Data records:
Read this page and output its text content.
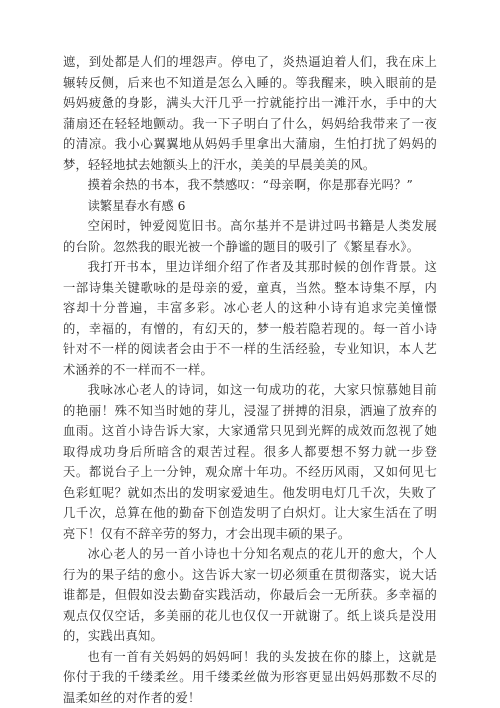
遮，到处都是人们的埋怨声。停电了，炎热逼迫着人们，我在床上辗转反侧，后来也不知道是怎么入睡的。等我醒来，映入眼前的是妈妈疲惫的身影，满头大汗几乎一拧就能拧出一滩汗水，手中的大蒲扇还在轻轻地颤动。我一下子明白了什么，妈妈给我带来了一夜的清凉。我小心翼翼地从妈妈手里拿出大蒲扇，生怕打扰了妈妈的梦，轻轻地拭去她额头上的汗水，美美的早晨美美的风。

摸着余热的书本，我不禁感叹：“母亲啊，你是那春光吗？”

读繁星春水有感 6

空闲时，钟爱阅览旧书。高尔基并不是讲过吗书籍是人类发展的台阶。忽然我的眼光被一个静谧的题目的吸引了《繁星春水》。

我打开书本，里边详细介绍了作者及其那时候的创作背景。这一部诗集关键歌咏的是母亲的爱，童真，当然。整本诗集不厚，内容却十分普遍，丰富多彩。冰心老人的这种小诗有追求完美憧憬的，幸福的，有憎的，有幻天的，梦一般若隐若现的。每一首小诗针对不一样的阅读者会由于不一样的生活经验，专业知识，本人艺术涵养的不一样而不一样。

我咏冰心老人的诗词，如这一句成功的花，大家只惊慕她目前的艳丽！殊不知当时她的芽儿，浸湿了拼搏的泪泉，洒遍了放弃的血雨。这首小诗告诉大家，大家通常只见到光辉的成效而忽视了她取得成功身后所暗含的艰苦过程。很多人都要想不努力就一步登天。都说台子上一分钟，观众席十年功。不经历风雨，又如何见七色彩虹呢？就如杰出的发明家爱迪生。他发明电灯几千次，失败了几千次，总算在他的勤奋下创造发明了白炽灯。让大家生活在了明亮下！仅有不辞辛劳的努力，才会出现丰硕的果子。

冰心老人的另一首小诗也十分知名观点的花儿开的愈大，个人行为的果子结的愈小。这告诉大家一切必须重在贯彻落实，说大话谁都是，但假如没去勤奋实践活动，你最后会一无所获。多幸福的观点仅仅空话，多美丽的花儿也仅仅一开就谢了。纸上谈兵是没用的，实践出真知。

也有一首有关妈妈的妈妈呵！我的头发披在你的膝上，这就是你付于我的千缕柔丝。用千缕柔丝做为形容更显出妈妈那数不尽的温柔如丝的对作者的爱！
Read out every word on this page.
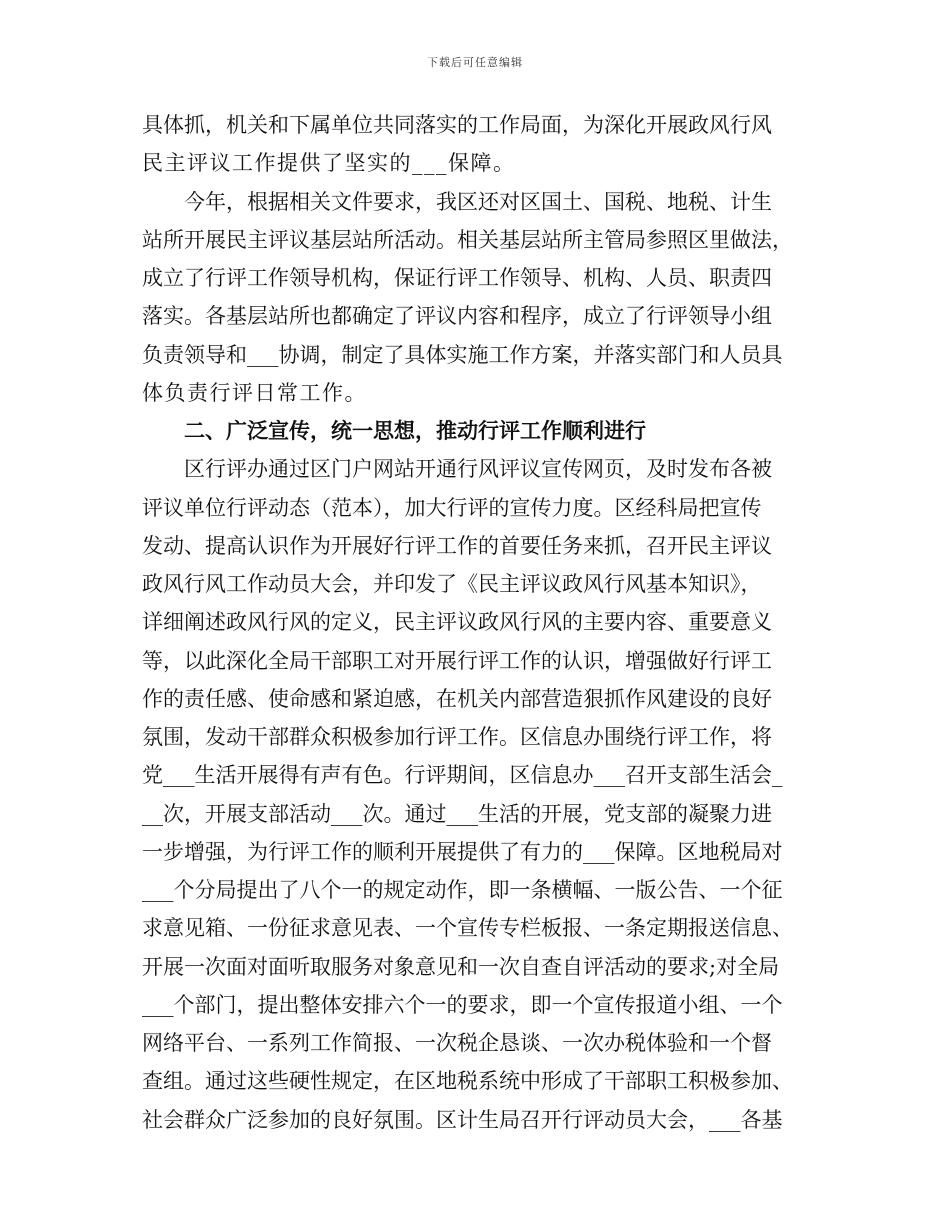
下载后可任意编辑
具体抓，机关和下属单位共同落实的工作局面，为深化开展政风行风
民主评议工作提供了坚实的___保障。
今年，根据相关文件要求，我区还对区国土、国税、地税、计生
站所开展民主评议基层站所活动。相关基层站所主管局参照区里做法，
成立了行评工作领导机构，保证行评工作领导、机构、人员、职责四
落实。各基层站所也都确定了评议内容和程序，成立了行评领导小组
负责领导和___协调，制定了具体实施工作方案，并落实部门和人员具
体负责行评日常工作。
二、广泛宣传，统一思想，推动行评工作顺利进行
区行评办通过区门户网站开通行风评议宣传网页，及时发布各被
评议单位行评动态（范本），加大行评的宣传力度。区经科局把宣传
发动、提高认识作为开展好行评工作的首要任务来抓，召开民主评议
政风行风工作动员大会，并印发了《民主评议政风行风基本知识》，
详细阐述政风行风的定义，民主评议政风行风的主要内容、重要意义
等，以此深化全局干部职工对开展行评工作的认识，增强做好行评工
作的责任感、使命感和紧迫感，在机关内部营造狠抓作风建设的良好
氛围，发动干部群众积极参加行评工作。区信息办围绕行评工作，将
党___生活开展得有声有色。行评期间，区信息办___召开支部生活会_
__次，开展支部活动___次。通过___生活的开展，党支部的凝聚力进
一步增强，为行评工作的顺利开展提供了有力的___保障。区地税局对
___个分局提出了八个一的规定动作，即一条横幅、一版公告、一个征
求意见箱、一份征求意见表、一个宣传专栏板报、一条定期报送信息、
开展一次面对面听取服务对象意见和一次自查自评活动的要求;对全局
___个部门，提出整体安排六个一的要求，即一个宣传报道小组、一个
网络平台、一系列工作简报、一次税企恳谈、一次办税体验和一个督
查组。通过这些硬性规定，在区地税系统中形成了干部职工积极参加、
社会群众广泛参加的良好氛围。区计生局召开行评动员大会，___各基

* _Goal_: Return every line of the records exactly as given, pictures excluded.

* _Exercise solution_:
Read this page and output its text content.
遮，到处都是人们的埋怨声。停电了，炎热逼迫着人们，我在床上辗转反侧，后来也不知道是怎么入睡的。等我醒来，映入眼前的是妈妈疲惫的身影，满头大汗几乎一拧就能拧出一滩汗水，手中的大蒲扇还在轻轻地颤动。我一下子明白了什么，妈妈给我带来了一夜的清凉。我小心翼翼地从妈妈手里拿出大蒲扇，生怕打扰了妈妈的梦，轻轻地拭去她额头上的汗水，美美的早晨美美的风。

摸着余热的书本，我不禁感叹：“母亲啊，你是那春光吗？”

读繁星春水有感 6

空闲时，钟爱阅览旧书。高尔基并不是讲过吗书籍是人类发展的台阶。忽然我的眼光被一个静谧的题目的吸引了《繁星春水》。

我打开书本，里边详细介绍了作者及其那时候的创作背景。这一部诗集关键歌咏的是母亲的爱，童真，当然。整本诗集不厚，内容却十分普遍，丰富多彩。冰心老人的这种小诗有追求完美憧憬的，幸福的，有憎的，有幻天的，梦一般若隐若现的。每一首小诗针对不一样的阅读者会由于不一样的生活经验，专业知识，本人艺术涵养的不一样而不一样。

我咏冰心老人的诗词，如这一句成功的花，大家只惊慕她目前的艳丽！殊不知当时她的芽儿，浸湿了拼搏的泪泉，洒遍了放弃的血雨。这首小诗告诉大家，大家通常只见到光辉的成效而忽视了她取得成功身后所暗含的艰苦过程。很多人都要想不努力就一步登天。都说台子上一分钟，观众席十年功。不经历风雨，又如何见七色彩虹呢？就如杰出的发明家爱迪生。他发明电灯几千次，失败了几千次，总算在他的勤奋下创造发明了白炽灯。让大家生活在了明亮下！仅有不辞辛劳的努力，才会出现丰硕的果子。

冰心老人的另一首小诗也十分知名观点的花儿开的愈大，个人行为的果子结的愈小。这告诉大家一切必须重在贯彻落实，说大话谁都是，但假如没去勤奋实践活动，你最后会一无所获。多幸福的观点仅仅空话，多美丽的花儿也仅仅一开就谢了。纸上谈兵是没用的，实践出真知。

也有一首有关妈妈的妈妈呵！我的头发披在你的膝上，这就是你付于我的千缕柔丝。用千缕柔丝做为形容更显出妈妈那数不尽的温柔如丝的对作者的爱！
Read out every word on this page.
下载后可任意编辑
具体抓，机关和下属单位共同落实的工作局面，为深化开展政风行风
民主评议工作提供了坚实的___保障。
今年，根据相关文件要求，我区还对区国土、国税、地税、计生
站所开展民主评议基层站所活动。相关基层站所主管局参照区里做法，
成立了行评工作领导机构，保证行评工作领导、机构、人员、职责四
落实。各基层站所也都确定了评议内容和程序，成立了行评领导小组
负责领导和___协调，制定了具体实施工作方案，并落实部门和人员具
体负责行评日常工作。
二、广泛宣传，统一思想，推动行评工作顺利进行
区行评办通过区门户网站开通行风评议宣传网页，及时发布各被
评议单位行评动态（范本），加大行评的宣传力度。区经科局把宣传
发动、提高认识作为开展好行评工作的首要任务来抓，召开民主评议
政风行风工作动员大会，并印发了《民主评议政风行风基本知识》，
详细阐述政风行风的定义，民主评议政风行风的主要内容、重要意义
等，以此深化全局干部职工对开展行评工作的认识，增强做好行评工
作的责任感、使命感和紧迫感，在机关内部营造狠抓作风建设的良好
氛围，发动干部群众积极参加行评工作。区信息办围绕行评工作，将
党___生活开展得有声有色。行评期间，区信息办___召开支部生活会_
__次，开展支部活动___次。通过___生活的开展，党支部的凝聚力进
一步增强，为行评工作的顺利开展提供了有力的___保障。区地税局对
___个分局提出了八个一的规定动作，即一条横幅、一版公告、一个征
求意见箱、一份征求意见表、一个宣传专栏板报、一条定期报送信息、
开展一次面对面听取服务对象意见和一次自查自评活动的要求;对全局
___个部门，提出整体安排六个一的要求，即一个宣传报道小组、一个
网络平台、一系列工作简报、一次税企恳谈、一次办税体验和一个督
查组。通过这些硬性规定，在区地税系统中形成了干部职工积极参加、
社会群众广泛参加的良好氛围。区计生局召开行评动员大会，___各基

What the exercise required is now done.